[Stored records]

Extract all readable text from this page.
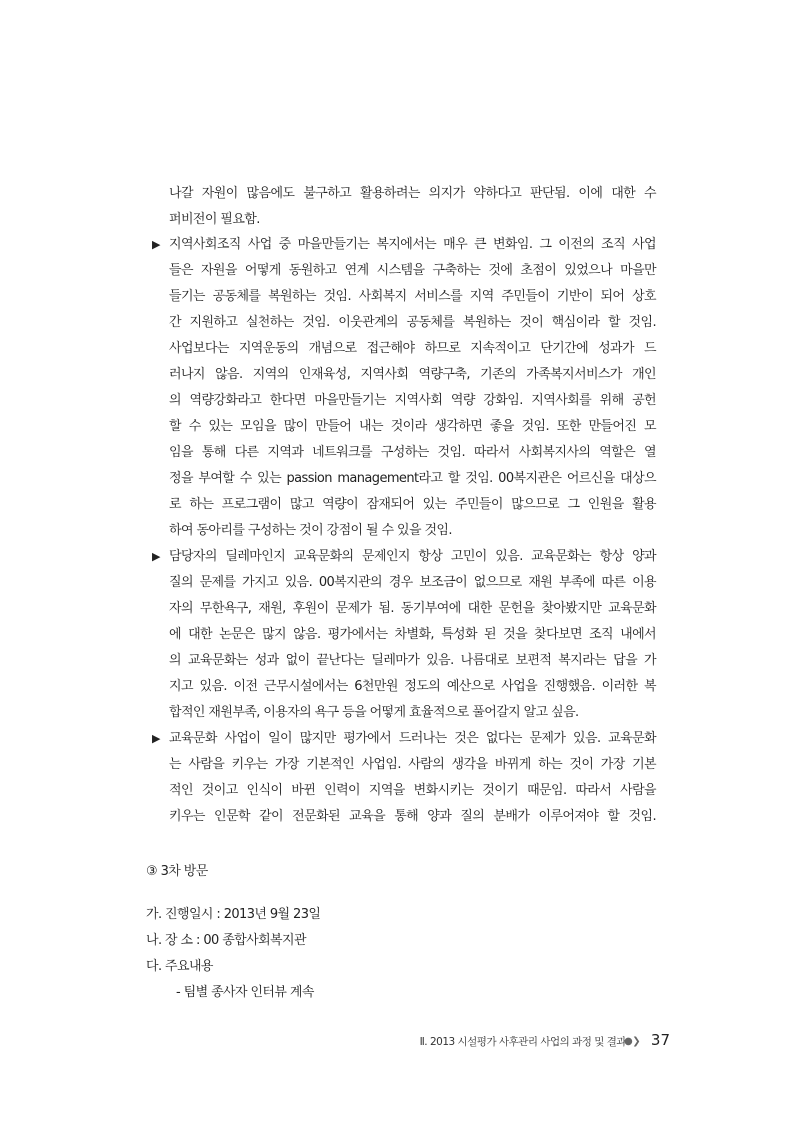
나갈 자원이 많음에도 불구하고 활용하려는 의지가 약하다고 판단됨. 이에 대한 수
퍼비전이 필요함.
▶ 지역사회조직 사업 중 마을만들기는 복지에서는 매우 큰 변화임. 그 이전의 조직 사업
들은 자원을 어떻게 동원하고 연계 시스템을 구축하는 것에 초점이 있었으나 마을만
들기는 공동체를 복원하는 것임. 사회복지 서비스를 지역 주민들이 기반이 되어 상호
간 지원하고 실천하는 것임. 이웃관계의 공동체를 복원하는 것이 핵심이라 할 것임.
사업보다는 지역운동의 개념으로 접근해야 하므로 지속적이고 단기간에 성과가 드
러나지 않음. 지역의 인재육성, 지역사회 역량구축, 기존의 가족복지서비스가 개인
의 역량강화라고 한다면 마을만들기는 지역사회 역량 강화임. 지역사회를 위해 공헌
할 수 있는 모임을 많이 만들어 내는 것이라 생각하면 좋을 것임. 또한 만들어진 모
임을 통해 다른 지역과 네트워크를 구성하는 것임. 따라서 사회복지사의 역할은 열
정을 부여할 수 있는 passion management라고 할 것임. 00복지관은 어르신을 대상으
로 하는 프로그램이 많고 역량이 잠재되어 있는 주민들이 많으므로 그 인원을 활용
하여 동아리를 구성하는 것이 강점이 될 수 있을 것임.
▶ 담당자의 딜레마인지 교육문화의 문제인지 항상 고민이 있음. 교육문화는 항상 양과
질의 문제를 가지고 있음. 00복지관의 경우 보조금이 없으므로 재원 부족에 따른 이용
자의 무한욕구, 재원, 후원이 문제가 됨. 동기부여에 대한 문헌을 찾아봤지만 교육문화
에 대한 논문은 많지 않음. 평가에서는 차별화, 특성화 된 것을 찾다보면 조직 내에서
의 교육문화는 성과 없이 끝난다는 딜레마가 있음. 나름대로 보편적 복지라는 답을 가
지고 있음. 이전 근무시설에서는 6천만원 정도의 예산으로 사업을 진행했음. 이러한 복
합적인 재원부족, 이용자의 욕구 등을 어떻게 효율적으로 풀어갈지 알고 싶음.
▶ 교육문화 사업이 일이 많지만 평가에서 드러나는 것은 없다는 문제가 있음. 교육문화
는 사람을 키우는 가장 기본적인 사업임. 사람의 생각을 바뀌게 하는 것이 가장 기본
적인 것이고 인식이 바뀐 인력이 지역을 변화시키는 것이기 때문임. 따라서 사람을
키우는 인문학 같이 전문화된 교육을 통해 양과 질의 분배가 이루어져야 할 것임.
③ 3차 방문
가. 진행일시 : 2013년 9월 23일
나. 장 소 : 00 종합사회복지관
다. 주요내용
- 팀별 종사자 인터뷰 계속
Ⅱ. 2013 시설평가 사후관리 사업의 과정 및 결과
●❯ 37
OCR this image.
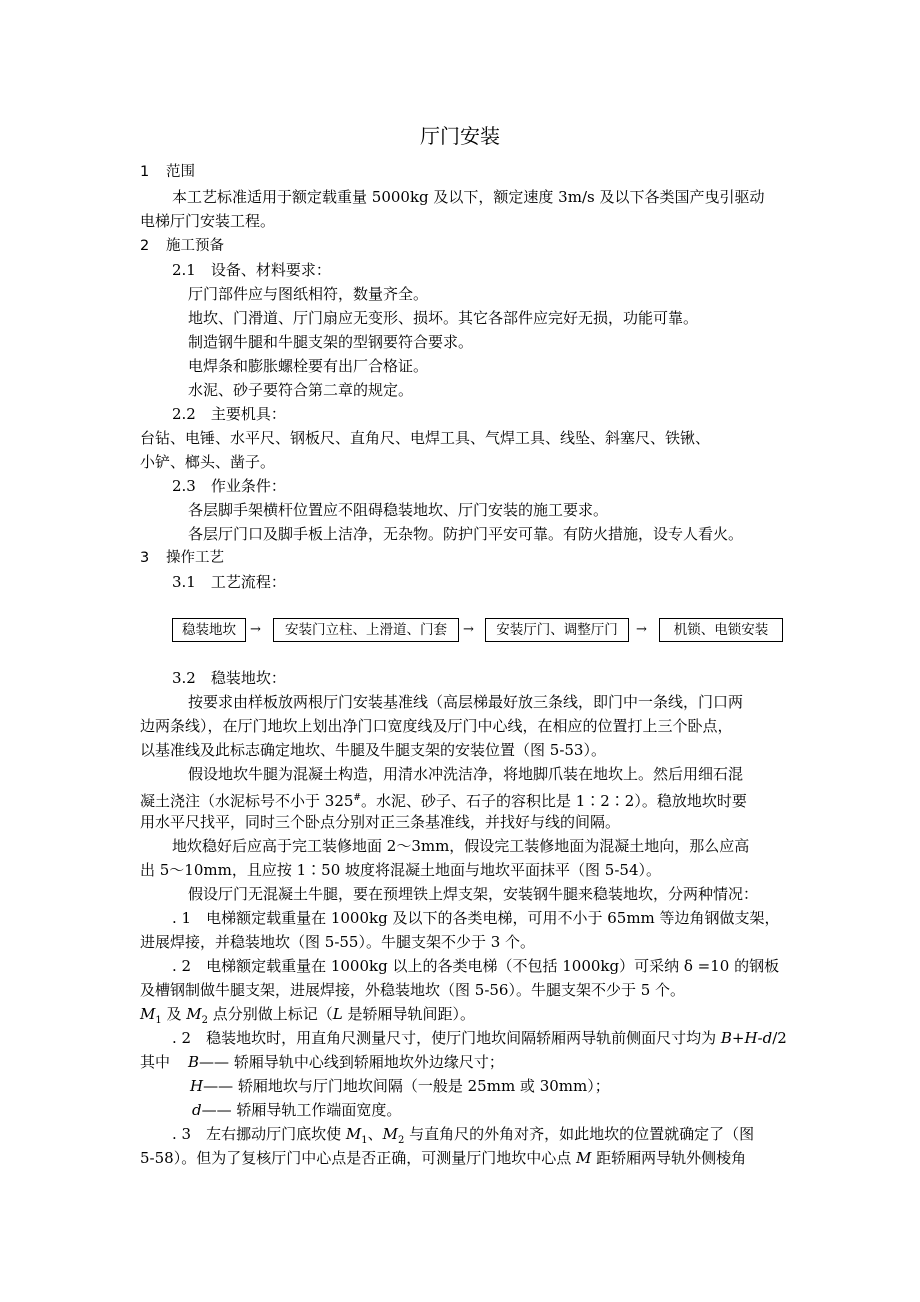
厅门安装
1 范围
本工艺标准适用于额定载重量 5000kg 及以下，额定速度 3m/s 及以下各类国产曳引驱动
电梯厅门安装工程。
2 施工预备
2.1　设备、材料要求：
厅门部件应与图纸相符，数量齐全。
地坎、门滑道、厅门扇应无变形、损坏。其它各部件应完好无损，功能可靠。
制造钢牛腿和牛腿支架的型钢要符合要求。
电焊条和膨胀螺栓要有出厂合格证。
水泥、砂子要符合第二章的规定。
2.2　主要机具：
台钻、电锤、水平尺、钢板尺、直角尺、电焊工具、气焊工具、线坠、斜塞尺、铁锹、
小铲、榔头、凿子。
2.3　作业条件：
各层脚手架横杆位置应不阻碍稳装地坎、厅门安装的施工要求。
各层厅门口及脚手板上洁净，无杂物。防护门平安可靠。有防火措施，设专人看火。
3 操作工艺
3.1　工艺流程：
稳装地坎	→	安装门立柱、上滑道、门套	→	安装厅门、调整厅门	→	机锁、电锁安装
3.2　稳装地坎：
按要求由样板放两根厅门安装基准线（高层梯最好放三条线，即门中一条线，门口两
边两条线），在厅门地坎上划出净门口宽度线及厅门中心线，在相应的位置打上三个卧点，
以基准线及此标志确定地坎、牛腿及牛腿支架的安装位置（图 5-53）。
假设地坎牛腿为混凝土构造，用清水冲洗洁净，将地脚爪装在地坎上。然后用细石混
凝土浇注（水泥标号不小于 325#。水泥、砂子、石子的容积比是 1∶2∶2）。稳放地坎时要
用水平尺找平，同时三个卧点分别对正三条基准线，并找好与线的间隔。
地炊稳好后应高于完工装修地面 2～3mm，假设完工装修地面为混凝土地向，那么应高
出 5～10mm，且应按 1∶50 坡度将混凝土地面与地坎平面抹平（图 5-54）。
假设厅门无混凝土牛腿，要在预埋铁上焊支架，安装钢牛腿来稳装地坎，分两种情况：
. 1　电梯额定载重量在 1000kg 及以下的各类电梯，可用不小于 65mm 等边角钢做支架，
进展焊接，并稳装地坎（图 5-55）。牛腿支架不少于 3 个。
. 2　电梯额定载重量在 1000kg 以上的各类电梯（不包括 1000kg）可采纳 δ =10 的钢板
及槽钢制做牛腿支架，进展焊接，外稳装地坎（图 5-56）。牛腿支架不少于 5 个。
$M_1$ 及 $M_2$ 点分别做上标记（L 是轿厢导轨间距）。
. 2　稳装地坎时，用直角尺测量尺寸，使厅门地坎间隔轿厢两导轨前侧面尺寸均为 B+H-d/2
其中 B—— 轿厢导轨中心线到轿厢地坎外边缘尺寸；
H—— 轿厢地坎与厅门地坎间隔（一般是 25mm 或 30mm）；
d—— 轿厢导轨工作端面宽度。
. 3　左右挪动厅门底坎使 $M_1$、$M_2$ 与直角尺的外角对齐，如此地坎的位置就确定了（图
5-58）。但为了复核厅门中心点是否正确，可测量厅门地坎中心点 M 距轿厢两导轨外侧棱角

**Directions**
Track down all lines above with the string "공동체를" and copy them.

**Task result**
들기는 공동체를 복원하는 것임. 사회복지 서비스를 지역 주민들이 기반이 되어 상호
간 지원하고 실천하는 것임. 이웃관계의 공동체를 복원하는 것이 핵심이라 할 것임.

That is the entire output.